__JOB__
Return each line containing the string "plain".

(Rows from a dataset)
======
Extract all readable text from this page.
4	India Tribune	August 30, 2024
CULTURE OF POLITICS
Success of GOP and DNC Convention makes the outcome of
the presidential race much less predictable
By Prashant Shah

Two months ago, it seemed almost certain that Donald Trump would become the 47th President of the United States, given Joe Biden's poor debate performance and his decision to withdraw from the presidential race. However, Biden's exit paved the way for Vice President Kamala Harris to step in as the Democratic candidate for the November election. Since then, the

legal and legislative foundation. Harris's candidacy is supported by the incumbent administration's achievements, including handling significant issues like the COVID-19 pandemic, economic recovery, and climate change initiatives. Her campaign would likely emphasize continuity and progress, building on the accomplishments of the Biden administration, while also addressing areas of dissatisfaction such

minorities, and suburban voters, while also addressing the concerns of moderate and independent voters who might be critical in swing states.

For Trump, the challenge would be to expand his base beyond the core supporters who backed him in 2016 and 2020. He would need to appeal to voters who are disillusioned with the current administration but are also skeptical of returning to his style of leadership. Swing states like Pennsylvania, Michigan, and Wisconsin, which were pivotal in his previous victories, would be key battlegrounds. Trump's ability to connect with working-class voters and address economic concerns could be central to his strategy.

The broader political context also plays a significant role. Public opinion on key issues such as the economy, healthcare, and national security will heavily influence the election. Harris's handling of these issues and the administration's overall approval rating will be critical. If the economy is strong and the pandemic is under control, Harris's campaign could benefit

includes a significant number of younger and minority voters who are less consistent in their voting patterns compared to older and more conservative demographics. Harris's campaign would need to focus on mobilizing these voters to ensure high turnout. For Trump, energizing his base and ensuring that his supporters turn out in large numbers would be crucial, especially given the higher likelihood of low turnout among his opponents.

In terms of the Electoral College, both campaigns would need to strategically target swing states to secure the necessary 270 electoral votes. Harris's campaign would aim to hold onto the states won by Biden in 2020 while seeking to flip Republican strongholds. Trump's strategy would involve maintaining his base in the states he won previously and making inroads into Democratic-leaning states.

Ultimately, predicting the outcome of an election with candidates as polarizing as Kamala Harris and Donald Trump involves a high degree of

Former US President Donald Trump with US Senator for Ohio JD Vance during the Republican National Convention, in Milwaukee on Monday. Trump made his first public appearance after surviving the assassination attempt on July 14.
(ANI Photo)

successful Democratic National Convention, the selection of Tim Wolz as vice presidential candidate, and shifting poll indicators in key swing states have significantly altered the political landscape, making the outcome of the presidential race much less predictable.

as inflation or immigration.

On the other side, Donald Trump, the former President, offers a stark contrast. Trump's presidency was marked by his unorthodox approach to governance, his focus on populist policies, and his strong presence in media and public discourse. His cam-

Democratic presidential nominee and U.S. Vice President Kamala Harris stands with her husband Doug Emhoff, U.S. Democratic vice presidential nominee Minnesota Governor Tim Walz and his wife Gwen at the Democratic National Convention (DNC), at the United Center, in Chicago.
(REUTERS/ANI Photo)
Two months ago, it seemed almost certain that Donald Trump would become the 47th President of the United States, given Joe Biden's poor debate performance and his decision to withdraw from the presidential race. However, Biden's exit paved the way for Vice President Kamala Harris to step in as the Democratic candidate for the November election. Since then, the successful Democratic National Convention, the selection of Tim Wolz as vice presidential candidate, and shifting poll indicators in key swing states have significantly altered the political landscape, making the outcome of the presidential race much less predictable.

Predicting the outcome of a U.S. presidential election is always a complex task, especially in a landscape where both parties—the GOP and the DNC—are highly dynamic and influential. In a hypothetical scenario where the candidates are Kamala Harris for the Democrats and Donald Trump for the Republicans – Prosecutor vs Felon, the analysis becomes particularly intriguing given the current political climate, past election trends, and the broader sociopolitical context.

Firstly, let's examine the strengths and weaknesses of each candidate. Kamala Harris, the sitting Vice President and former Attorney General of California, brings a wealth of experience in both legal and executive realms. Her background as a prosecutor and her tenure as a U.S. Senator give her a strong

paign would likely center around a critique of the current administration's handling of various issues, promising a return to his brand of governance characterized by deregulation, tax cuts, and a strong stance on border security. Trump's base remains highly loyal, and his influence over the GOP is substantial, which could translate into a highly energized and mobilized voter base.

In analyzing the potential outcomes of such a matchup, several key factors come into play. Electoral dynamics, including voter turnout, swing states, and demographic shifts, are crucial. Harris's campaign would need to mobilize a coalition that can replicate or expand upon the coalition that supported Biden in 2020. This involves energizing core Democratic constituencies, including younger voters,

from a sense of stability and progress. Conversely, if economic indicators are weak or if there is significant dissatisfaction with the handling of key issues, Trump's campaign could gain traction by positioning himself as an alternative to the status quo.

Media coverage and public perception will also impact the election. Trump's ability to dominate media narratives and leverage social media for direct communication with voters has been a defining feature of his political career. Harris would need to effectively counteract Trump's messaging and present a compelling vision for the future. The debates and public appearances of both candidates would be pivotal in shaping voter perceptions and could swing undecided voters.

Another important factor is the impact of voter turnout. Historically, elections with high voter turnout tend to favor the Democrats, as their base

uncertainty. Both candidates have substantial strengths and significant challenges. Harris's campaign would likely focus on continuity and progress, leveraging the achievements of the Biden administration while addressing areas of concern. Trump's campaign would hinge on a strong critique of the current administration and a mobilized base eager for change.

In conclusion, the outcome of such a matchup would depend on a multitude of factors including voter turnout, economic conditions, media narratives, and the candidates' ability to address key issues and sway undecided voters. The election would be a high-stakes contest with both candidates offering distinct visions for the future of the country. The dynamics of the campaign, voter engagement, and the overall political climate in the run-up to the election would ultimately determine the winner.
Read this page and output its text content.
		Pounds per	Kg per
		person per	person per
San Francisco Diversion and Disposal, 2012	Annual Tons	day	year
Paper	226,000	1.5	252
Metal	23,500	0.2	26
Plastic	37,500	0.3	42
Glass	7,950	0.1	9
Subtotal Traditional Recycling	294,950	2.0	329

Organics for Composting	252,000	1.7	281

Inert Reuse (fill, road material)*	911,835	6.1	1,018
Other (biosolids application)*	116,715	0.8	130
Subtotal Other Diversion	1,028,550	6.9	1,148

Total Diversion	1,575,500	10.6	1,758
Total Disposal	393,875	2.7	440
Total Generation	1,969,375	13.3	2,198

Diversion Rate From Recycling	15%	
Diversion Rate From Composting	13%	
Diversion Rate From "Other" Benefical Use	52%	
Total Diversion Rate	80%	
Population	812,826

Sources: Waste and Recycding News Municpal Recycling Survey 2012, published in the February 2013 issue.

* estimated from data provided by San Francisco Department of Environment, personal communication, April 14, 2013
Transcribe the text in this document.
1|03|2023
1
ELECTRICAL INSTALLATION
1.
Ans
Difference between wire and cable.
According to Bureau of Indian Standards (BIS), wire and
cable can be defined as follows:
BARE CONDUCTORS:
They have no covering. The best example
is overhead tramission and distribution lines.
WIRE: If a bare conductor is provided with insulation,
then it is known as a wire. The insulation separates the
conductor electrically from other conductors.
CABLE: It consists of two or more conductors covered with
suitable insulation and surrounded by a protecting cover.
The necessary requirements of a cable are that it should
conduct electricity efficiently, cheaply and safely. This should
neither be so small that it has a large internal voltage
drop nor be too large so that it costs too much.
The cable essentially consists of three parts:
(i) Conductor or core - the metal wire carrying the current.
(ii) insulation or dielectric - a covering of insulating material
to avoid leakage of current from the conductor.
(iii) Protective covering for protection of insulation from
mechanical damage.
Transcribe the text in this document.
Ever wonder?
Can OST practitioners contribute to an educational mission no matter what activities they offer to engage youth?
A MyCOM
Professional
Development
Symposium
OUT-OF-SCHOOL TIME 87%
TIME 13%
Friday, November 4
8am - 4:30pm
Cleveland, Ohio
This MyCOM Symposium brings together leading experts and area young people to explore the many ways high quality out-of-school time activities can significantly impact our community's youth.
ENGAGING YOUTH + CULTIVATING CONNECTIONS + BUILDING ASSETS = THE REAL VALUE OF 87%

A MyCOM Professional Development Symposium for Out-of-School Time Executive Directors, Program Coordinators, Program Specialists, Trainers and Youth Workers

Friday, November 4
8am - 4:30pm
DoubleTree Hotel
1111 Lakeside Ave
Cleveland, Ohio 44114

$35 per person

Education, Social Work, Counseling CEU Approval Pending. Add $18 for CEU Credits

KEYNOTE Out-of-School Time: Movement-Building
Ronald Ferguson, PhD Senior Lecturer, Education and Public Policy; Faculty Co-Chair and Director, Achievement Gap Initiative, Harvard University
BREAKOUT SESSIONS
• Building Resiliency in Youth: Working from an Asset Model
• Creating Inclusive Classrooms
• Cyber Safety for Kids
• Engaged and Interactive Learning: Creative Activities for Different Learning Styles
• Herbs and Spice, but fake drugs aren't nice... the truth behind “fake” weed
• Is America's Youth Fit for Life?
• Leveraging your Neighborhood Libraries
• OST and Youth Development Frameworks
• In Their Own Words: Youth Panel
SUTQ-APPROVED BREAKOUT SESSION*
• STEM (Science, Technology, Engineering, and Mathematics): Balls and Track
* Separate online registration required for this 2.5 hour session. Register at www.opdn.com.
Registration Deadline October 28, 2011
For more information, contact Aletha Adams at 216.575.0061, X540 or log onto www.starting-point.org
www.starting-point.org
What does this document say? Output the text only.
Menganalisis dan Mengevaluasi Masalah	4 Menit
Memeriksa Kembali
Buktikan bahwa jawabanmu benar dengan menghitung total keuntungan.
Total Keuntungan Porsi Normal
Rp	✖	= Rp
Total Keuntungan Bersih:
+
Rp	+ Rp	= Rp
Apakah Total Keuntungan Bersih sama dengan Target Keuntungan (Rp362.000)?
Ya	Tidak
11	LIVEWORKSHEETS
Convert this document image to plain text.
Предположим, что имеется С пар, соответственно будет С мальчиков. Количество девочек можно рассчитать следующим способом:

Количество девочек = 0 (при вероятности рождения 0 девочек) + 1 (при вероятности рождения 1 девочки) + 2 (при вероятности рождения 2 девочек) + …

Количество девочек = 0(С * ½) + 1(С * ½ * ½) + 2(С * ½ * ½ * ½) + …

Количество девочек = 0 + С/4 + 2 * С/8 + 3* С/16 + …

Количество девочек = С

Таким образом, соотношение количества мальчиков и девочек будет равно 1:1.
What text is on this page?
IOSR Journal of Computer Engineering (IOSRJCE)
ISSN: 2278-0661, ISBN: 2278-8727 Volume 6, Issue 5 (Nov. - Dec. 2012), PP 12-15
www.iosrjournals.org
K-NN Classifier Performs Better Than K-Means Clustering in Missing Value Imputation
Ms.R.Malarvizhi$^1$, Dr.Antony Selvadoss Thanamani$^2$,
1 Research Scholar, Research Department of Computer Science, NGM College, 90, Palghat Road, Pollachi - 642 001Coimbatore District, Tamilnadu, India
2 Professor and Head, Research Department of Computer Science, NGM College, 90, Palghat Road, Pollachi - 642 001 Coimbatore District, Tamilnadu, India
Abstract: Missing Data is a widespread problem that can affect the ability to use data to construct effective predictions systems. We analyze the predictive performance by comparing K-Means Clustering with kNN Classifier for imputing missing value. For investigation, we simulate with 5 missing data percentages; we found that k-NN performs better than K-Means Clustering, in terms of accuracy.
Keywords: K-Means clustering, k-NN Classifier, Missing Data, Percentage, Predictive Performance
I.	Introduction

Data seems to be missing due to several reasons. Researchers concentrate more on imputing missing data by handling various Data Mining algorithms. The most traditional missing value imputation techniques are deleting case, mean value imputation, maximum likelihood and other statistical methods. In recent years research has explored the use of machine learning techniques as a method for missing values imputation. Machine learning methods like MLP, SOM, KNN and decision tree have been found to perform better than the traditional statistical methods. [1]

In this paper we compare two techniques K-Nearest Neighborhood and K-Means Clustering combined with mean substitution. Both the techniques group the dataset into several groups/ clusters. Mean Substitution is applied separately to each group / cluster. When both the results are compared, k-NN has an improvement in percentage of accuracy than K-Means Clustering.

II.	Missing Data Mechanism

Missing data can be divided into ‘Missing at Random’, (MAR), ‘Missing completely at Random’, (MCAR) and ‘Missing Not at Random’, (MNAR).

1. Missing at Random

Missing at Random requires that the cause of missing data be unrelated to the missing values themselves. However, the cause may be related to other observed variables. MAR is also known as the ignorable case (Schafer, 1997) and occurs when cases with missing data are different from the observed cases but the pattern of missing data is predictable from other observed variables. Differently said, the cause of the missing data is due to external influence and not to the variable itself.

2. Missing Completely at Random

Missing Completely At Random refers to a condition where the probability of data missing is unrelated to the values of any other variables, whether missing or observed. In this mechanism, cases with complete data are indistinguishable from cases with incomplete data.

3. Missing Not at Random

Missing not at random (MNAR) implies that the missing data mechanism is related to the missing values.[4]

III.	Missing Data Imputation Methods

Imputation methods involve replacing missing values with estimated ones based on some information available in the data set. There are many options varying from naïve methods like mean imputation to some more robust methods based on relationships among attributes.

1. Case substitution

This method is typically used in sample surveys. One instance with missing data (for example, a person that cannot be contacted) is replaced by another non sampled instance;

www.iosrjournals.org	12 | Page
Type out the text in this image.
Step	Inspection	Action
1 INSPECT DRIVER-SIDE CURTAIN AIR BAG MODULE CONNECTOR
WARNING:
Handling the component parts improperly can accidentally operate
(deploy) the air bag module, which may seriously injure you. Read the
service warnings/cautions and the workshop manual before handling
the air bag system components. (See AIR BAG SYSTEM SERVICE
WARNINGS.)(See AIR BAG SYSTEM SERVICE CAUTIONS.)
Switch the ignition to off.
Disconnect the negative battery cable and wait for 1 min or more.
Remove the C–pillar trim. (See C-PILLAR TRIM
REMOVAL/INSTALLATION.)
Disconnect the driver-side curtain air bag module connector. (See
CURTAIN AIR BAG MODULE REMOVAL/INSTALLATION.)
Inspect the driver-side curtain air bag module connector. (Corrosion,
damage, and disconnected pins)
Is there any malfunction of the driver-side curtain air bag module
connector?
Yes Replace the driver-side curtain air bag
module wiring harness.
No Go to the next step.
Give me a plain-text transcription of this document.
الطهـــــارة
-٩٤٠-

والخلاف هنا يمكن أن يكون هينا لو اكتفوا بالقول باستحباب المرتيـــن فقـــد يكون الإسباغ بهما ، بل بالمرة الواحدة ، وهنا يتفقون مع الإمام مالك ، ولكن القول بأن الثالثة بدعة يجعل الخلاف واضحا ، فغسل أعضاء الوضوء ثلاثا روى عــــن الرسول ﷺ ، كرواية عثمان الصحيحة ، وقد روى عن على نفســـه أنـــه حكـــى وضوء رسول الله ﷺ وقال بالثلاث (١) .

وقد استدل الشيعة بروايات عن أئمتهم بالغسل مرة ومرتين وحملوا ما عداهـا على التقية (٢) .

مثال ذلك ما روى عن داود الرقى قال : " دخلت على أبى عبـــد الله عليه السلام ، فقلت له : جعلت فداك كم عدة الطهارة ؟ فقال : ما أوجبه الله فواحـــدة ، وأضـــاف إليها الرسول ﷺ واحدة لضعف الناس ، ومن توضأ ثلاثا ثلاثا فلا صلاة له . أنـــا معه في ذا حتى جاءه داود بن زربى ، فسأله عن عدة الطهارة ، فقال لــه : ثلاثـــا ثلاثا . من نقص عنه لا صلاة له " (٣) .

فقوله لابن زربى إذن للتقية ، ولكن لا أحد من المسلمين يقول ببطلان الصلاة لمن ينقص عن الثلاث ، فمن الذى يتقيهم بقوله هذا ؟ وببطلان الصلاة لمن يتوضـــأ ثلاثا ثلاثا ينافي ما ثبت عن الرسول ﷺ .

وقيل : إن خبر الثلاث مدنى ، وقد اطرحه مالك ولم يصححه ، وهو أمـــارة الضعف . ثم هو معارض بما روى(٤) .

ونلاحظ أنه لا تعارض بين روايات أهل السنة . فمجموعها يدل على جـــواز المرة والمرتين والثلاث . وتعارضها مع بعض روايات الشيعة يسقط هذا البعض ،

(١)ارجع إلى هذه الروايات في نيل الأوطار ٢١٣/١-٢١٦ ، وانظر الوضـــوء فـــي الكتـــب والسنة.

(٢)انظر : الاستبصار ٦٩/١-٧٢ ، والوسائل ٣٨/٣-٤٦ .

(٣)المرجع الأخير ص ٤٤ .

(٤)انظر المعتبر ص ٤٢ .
======
__EXERCISE RESULT__
Convert this document image to plain text.
Give me a plain-text transcription of this document.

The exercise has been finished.